Type out the records that follow, exactly as given.

*** Rows

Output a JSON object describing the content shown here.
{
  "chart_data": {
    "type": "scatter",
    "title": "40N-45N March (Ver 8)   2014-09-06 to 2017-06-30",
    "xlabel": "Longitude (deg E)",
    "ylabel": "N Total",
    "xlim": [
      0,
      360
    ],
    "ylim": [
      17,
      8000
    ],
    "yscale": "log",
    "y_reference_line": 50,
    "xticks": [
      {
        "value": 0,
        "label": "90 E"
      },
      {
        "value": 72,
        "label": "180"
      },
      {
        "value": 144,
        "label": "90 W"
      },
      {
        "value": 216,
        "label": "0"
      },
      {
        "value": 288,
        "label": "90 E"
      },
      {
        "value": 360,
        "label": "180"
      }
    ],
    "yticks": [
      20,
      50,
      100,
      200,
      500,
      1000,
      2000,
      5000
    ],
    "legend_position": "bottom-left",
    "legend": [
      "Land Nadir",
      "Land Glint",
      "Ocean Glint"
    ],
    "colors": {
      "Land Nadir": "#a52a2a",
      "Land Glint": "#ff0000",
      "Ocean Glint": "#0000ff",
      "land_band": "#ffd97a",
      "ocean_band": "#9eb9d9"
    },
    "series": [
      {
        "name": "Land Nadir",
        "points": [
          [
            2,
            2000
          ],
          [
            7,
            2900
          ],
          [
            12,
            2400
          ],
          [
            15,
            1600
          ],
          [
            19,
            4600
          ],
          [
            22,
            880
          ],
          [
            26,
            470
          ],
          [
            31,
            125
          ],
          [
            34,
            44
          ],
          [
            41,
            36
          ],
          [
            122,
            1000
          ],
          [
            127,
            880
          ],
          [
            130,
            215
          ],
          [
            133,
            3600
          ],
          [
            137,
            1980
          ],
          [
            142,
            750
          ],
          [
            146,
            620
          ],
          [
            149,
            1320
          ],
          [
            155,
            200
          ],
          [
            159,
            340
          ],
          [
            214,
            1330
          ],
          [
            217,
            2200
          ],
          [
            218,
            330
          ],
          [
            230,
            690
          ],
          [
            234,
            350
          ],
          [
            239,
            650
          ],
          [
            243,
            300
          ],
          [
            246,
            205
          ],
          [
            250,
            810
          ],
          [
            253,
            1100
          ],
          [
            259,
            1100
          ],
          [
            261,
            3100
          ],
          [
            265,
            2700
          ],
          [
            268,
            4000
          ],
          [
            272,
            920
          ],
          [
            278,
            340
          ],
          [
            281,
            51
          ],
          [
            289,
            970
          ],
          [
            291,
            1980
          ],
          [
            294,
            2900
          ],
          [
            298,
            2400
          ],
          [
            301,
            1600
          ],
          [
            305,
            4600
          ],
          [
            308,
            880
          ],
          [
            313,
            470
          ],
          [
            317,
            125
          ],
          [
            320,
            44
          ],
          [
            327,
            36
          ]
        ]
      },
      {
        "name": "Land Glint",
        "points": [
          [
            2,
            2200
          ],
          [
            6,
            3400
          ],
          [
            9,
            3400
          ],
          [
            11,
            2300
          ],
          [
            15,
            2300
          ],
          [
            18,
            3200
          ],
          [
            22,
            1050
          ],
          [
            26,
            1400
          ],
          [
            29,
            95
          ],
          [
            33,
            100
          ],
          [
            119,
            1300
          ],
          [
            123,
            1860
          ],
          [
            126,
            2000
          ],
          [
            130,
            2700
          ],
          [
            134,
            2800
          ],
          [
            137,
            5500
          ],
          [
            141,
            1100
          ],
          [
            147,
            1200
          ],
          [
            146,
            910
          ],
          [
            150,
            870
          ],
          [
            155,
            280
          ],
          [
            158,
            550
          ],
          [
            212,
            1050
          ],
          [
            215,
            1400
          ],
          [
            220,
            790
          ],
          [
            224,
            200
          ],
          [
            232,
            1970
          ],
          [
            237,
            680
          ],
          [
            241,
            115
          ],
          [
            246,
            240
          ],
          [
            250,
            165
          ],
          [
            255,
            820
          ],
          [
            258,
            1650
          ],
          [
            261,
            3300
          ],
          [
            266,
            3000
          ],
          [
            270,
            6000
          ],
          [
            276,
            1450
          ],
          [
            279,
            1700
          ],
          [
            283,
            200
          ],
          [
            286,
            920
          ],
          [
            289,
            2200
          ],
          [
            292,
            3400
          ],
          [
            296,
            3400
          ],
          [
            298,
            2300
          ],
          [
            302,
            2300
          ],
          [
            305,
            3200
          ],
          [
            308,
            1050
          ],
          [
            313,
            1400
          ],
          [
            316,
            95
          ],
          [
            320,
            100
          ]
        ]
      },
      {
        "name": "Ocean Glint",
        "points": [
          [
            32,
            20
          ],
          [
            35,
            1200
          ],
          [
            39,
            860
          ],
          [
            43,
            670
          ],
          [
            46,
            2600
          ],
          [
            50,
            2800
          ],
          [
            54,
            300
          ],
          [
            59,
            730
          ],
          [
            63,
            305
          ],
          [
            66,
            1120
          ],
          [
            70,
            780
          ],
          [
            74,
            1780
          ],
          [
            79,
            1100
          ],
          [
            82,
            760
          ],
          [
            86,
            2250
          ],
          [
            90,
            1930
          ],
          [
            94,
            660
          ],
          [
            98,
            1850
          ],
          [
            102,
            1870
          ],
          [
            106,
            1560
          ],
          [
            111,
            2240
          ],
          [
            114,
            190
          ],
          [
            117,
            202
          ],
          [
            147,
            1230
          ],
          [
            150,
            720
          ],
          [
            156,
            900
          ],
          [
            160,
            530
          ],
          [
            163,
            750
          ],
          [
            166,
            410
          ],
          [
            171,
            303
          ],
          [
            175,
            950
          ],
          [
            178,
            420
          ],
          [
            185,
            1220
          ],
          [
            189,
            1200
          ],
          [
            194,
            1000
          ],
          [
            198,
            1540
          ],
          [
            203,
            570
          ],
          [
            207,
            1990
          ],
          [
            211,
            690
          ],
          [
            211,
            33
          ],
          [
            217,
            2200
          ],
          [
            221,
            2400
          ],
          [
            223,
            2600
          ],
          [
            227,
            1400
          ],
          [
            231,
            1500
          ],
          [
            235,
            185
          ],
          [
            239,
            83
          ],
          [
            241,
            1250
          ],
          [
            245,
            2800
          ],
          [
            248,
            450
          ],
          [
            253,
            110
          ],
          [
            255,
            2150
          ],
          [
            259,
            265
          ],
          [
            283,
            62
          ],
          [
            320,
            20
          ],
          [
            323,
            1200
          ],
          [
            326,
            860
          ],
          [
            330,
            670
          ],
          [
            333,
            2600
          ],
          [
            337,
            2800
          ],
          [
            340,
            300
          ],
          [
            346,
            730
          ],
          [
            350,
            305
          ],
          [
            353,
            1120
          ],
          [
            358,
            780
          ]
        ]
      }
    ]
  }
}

******

### Correct answer
Output a JSON object describing the content shown here.
{
  "chart_data": {
    "type": "scatter",
    "title": "40N-45N March (Ver 8)   2014-09-06 to 2017-06-30",
    "xlabel": "Longitude (deg E)",
    "ylabel": "N Total",
    "xlim": [
      0,
      360
    ],
    "ylim": [
      17,
      8000
    ],
    "yscale": "log",
    "y_reference_line": 50,
    "xticks": [
      {
        "value": 0,
        "label": "90 E"
      },
      {
        "value": 72,
        "label": "180"
      },
      {
        "value": 144,
        "label": "90 W"
      },
      {
        "value": 216,
        "label": "0"
      },
      {
        "value": 288,
        "label": "90 E"
      },
      {
        "value": 360,
        "label": "180"
      }
    ],
    "yticks": [
      20,
      50,
      100,
      200,
      500,
      1000,
      2000,
      5000
    ],
    "legend_position": "bottom-left",
    "legend": [
      "Land Nadir",
      "Land Glint",
      "Ocean Glint"
    ],
    "colors": {
      "Land Nadir": "#a52a2a",
      "Land Glint": "#ff0000",
      "Ocean Glint": "#0000ff",
      "land_band": "#ffd97a",
      "ocean_band": "#9eb9d9"
    },
    "series": [
      {
        "name": "Land Nadir",
        "points": [
          [
            2,
            2000
          ],
          [
            7,
            2900
          ],
          [
            12,
            2400
          ],
          [
            15,
            1600
          ],
          [
            19,
            4600
          ],
          [
            22,
            880
          ],
          [
            26,
            470
          ],
          [
            31,
            125
          ],
          [
            34,
            44
          ],
          [
            41,
            36
          ],
          [
            122,
            1000
          ],
          [
            127,
            880
          ],
          [
            130,
            215
          ],
          [
            133,
            3600
          ],
          [
            137,
            1980
          ],
          [
            142,
            750
          ],
          [
            146,
            620
          ],
          [
            149,
            1320
          ],
          [
            155,
            200
          ],
          [
            159,
            340
          ],
          [
            214,
            1330
          ],
          [
            217,
            2200
          ],
          [
            218,
            330
          ],
          [
            230,
            690
          ],
          [
            234,
            350
          ],
          [
            239,
            650
          ],
          [
            243,
            300
          ],
          [
            246,
            205
          ],
          [
            250,
            810
          ],
          [
            253,
            1100
          ],
          [
            259,
            1100
          ],
          [
            261,
            3100
          ],
          [
            265,
            2700
          ],
          [
            268,
            4000
          ],
          [
            272,
            920
          ],
          [
            278,
            340
          ],
          [
            281,
            51
          ],
          [
            289,
            970
          ],
          [
            291,
            1980
          ],
          [
            294,
            2900
          ],
          [
            298,
            2400
          ],
          [
            301,
            1600
          ],
          [
            305,
            4600
          ],
          [
            308,
            880
          ],
          [
            313,
            470
          ],
          [
            317,
            125
          ],
          [
            320,
            44
          ],
          [
            327,
            36
          ]
        ]
      },
      {
        "name": "Land Glint",
        "points": [
          [
            2,
            2200
          ],
          [
            6,
            3400
          ],
          [
            9,
            3400
          ],
          [
            11,
            2300
          ],
          [
            15,
            2300
          ],
          [
            18,
            3200
          ],
          [
            22,
            1050
          ],
          [
            26,
            1400
          ],
          [
            29,
            95
          ],
          [
            33,
            100
          ],
          [
            119,
            1300
          ],
          [
            123,
            1860
          ],
          [
            126,
            2000
          ],
          [
            130,
            2700
          ],
          [
            134,
            2800
          ],
          [
            137,
            5500
          ],
          [
            141,
            1100
          ],
          [
            147,
            1200
          ],
          [
            146,
            910
          ],
          [
            150,
            870
          ],
          [
            155,
            280
          ],
          [
            158,
            550
          ],
          [
            212,
            1050
          ],
          [
            215,
            1400
          ],
          [
            220,
            790
          ],
          [
            224,
            200
          ],
          [
            232,
            1970
          ],
          [
            237,
            680
          ],
          [
            241,
            115
          ],
          [
            246,
            240
          ],
          [
            250,
            165
          ],
          [
            255,
            820
          ],
          [
            258,
            1650
          ],
          [
            261,
            3300
          ],
          [
            266,
            3000
          ],
          [
            270,
            6000
          ],
          [
            276,
            1450
          ],
          [
            279,
            1700
          ],
          [
            283,
            200
          ],
          [
            286,
            920
          ],
          [
            289,
            2200
          ],
          [
            292,
            3400
          ],
          [
            296,
            3400
          ],
          [
            298,
            2300
          ],
          [
            302,
            2300
          ],
          [
            305,
            3200
          ],
          [
            308,
            1050
          ],
          [
            313,
            1400
          ],
          [
            316,
            95
          ],
          [
            320,
            100
          ]
        ]
      },
      {
        "name": "Ocean Glint",
        "points": [
          [
            32,
            20
          ],
          [
            35,
            1200
          ],
          [
            39,
            860
          ],
          [
            43,
            670
          ],
          [
            46,
            2600
          ],
          [
            50,
            2800
          ],
          [
            54,
            300
          ],
          [
            59,
            730
          ],
          [
            63,
            305
          ],
          [
            66,
            1120
          ],
          [
            70,
            780
          ],
          [
            74,
            1780
          ],
          [
            79,
            1100
          ],
          [
            82,
            760
          ],
          [
            86,
            2250
          ],
          [
            90,
            1930
          ],
          [
            94,
            660
          ],
          [
            98,
            1850
          ],
          [
            102,
            1870
          ],
          [
            106,
            1560
          ],
          [
            111,
            2240
          ],
          [
            114,
            190
          ],
          [
            117,
            202
          ],
          [
            147,
            1230
          ],
          [
            150,
            720
          ],
          [
            156,
            900
          ],
          [
            160,
            530
          ],
          [
            163,
            750
          ],
          [
            166,
            410
          ],
          [
            171,
            303
          ],
          [
            175,
            950
          ],
          [
            178,
            420
          ],
          [
            185,
            1220
          ],
          [
            189,
            1200
          ],
          [
            194,
            1000
          ],
          [
            198,
            1540
          ],
          [
            203,
            570
          ],
          [
            207,
            1990
          ],
          [
            211,
            690
          ],
          [
            211,
            33
          ],
          [
            217,
            2200
          ],
          [
            221,
            2400
          ],
          [
            223,
            2600
          ],
          [
            227,
            1400
          ],
          [
            231,
            1500
          ],
          [
            235,
            185
          ],
          [
            239,
            83
          ],
          [
            241,
            1250
          ],
          [
            245,
            2800
          ],
          [
            248,
            450
          ],
          [
            253,
            110
          ],
          [
            255,
            2150
          ],
          [
            259,
            265
          ],
          [
            283,
            62
          ],
          [
            320,
            20
          ],
          [
            323,
            1200
          ],
          [
            326,
            860
          ],
          [
            330,
            670
          ],
          [
            333,
            2600
          ],
          [
            337,
            2800
          ],
          [
            340,
            300
          ],
          [
            346,
            730
          ],
          [
            350,
            305
          ],
          [
            353,
            1120
          ],
          [
            358,
            780
          ]
        ]
      }
    ]
  }
}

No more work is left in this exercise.